**Exercise requirements**
Reproduce the entries in full, with no changes.

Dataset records

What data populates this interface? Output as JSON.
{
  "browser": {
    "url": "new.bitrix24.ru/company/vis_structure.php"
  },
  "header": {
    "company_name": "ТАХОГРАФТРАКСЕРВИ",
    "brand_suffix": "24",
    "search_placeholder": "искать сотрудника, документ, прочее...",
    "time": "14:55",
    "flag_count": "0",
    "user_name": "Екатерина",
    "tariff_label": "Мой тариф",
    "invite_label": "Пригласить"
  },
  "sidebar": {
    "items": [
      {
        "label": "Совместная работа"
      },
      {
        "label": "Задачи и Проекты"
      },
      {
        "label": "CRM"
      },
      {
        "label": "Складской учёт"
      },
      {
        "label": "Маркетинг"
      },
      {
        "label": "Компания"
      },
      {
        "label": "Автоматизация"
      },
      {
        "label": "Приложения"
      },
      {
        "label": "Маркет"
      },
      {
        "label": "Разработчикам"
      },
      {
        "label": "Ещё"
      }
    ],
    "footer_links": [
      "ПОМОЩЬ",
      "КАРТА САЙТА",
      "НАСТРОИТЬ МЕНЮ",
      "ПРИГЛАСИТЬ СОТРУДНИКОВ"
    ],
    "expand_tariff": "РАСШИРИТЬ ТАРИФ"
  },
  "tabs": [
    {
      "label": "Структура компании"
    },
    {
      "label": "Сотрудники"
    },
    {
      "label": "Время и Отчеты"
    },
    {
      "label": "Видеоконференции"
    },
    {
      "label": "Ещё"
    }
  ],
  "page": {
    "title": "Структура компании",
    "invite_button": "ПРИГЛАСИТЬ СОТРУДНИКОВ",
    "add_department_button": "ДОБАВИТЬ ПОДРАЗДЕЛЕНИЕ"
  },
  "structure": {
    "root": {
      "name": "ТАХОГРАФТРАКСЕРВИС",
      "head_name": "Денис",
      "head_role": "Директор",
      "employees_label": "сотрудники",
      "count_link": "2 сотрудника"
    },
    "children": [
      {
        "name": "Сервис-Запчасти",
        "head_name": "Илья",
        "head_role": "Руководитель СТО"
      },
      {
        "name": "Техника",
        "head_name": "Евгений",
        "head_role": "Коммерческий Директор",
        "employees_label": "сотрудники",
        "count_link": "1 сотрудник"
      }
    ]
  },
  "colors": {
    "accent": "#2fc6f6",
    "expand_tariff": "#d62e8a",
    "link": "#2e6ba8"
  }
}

**Problem solution**
What data populates this interface? Output as JSON.
{
  "browser": {
    "url": "new.bitrix24.ru/company/vis_structure.php"
  },
  "header": {
    "company_name": "ТАХОГРАФТРАКСЕРВИ",
    "brand_suffix": "24",
    "search_placeholder": "искать сотрудника, документ, прочее...",
    "time": "14:55",
    "flag_count": "0",
    "user_name": "Екатерина",
    "tariff_label": "Мой тариф",
    "invite_label": "Пригласить"
  },
  "sidebar": {
    "items": [
      {
        "label": "Совместная работа"
      },
      {
        "label": "Задачи и Проекты"
      },
      {
        "label": "CRM"
      },
      {
        "label": "Складской учёт"
      },
      {
        "label": "Маркетинг"
      },
      {
        "label": "Компания"
      },
      {
        "label": "Автоматизация"
      },
      {
        "label": "Приложения"
      },
      {
        "label": "Маркет"
      },
      {
        "label": "Разработчикам"
      },
      {
        "label": "Ещё"
      }
    ],
    "footer_links": [
      "ПОМОЩЬ",
      "КАРТА САЙТА",
      "НАСТРОИТЬ МЕНЮ",
      "ПРИГЛАСИТЬ СОТРУДНИКОВ"
    ],
    "expand_tariff": "РАСШИРИТЬ ТАРИФ"
  },
  "tabs": [
    {
      "label": "Структура компании"
    },
    {
      "label": "Сотрудники"
    },
    {
      "label": "Время и Отчеты"
    },
    {
      "label": "Видеоконференции"
    },
    {
      "label": "Ещё"
    }
  ],
  "page": {
    "title": "Структура компании",
    "invite_button": "ПРИГЛАСИТЬ СОТРУДНИКОВ",
    "add_department_button": "ДОБАВИТЬ ПОДРАЗДЕЛЕНИЕ"
  },
  "structure": {
    "root": {
      "name": "ТАХОГРАФТРАКСЕРВИС",
      "head_name": "Денис",
      "head_role": "Директор",
      "employees_label": "сотрудники",
      "count_link": "2 сотрудника"
    },
    "children": [
      {
        "name": "Сервис-Запчасти",
        "head_name": "Илья",
        "head_role": "Руководитель СТО"
      },
      {
        "name": "Техника",
        "head_name": "Евгений",
        "head_role": "Коммерческий Директор",
        "employees_label": "сотрудники",
        "count_link": "1 сотрудник"
      }
    ]
  },
  "colors": {
    "accent": "#2fc6f6",
    "expand_tariff": "#d62e8a",
    "link": "#2e6ba8"
  }
}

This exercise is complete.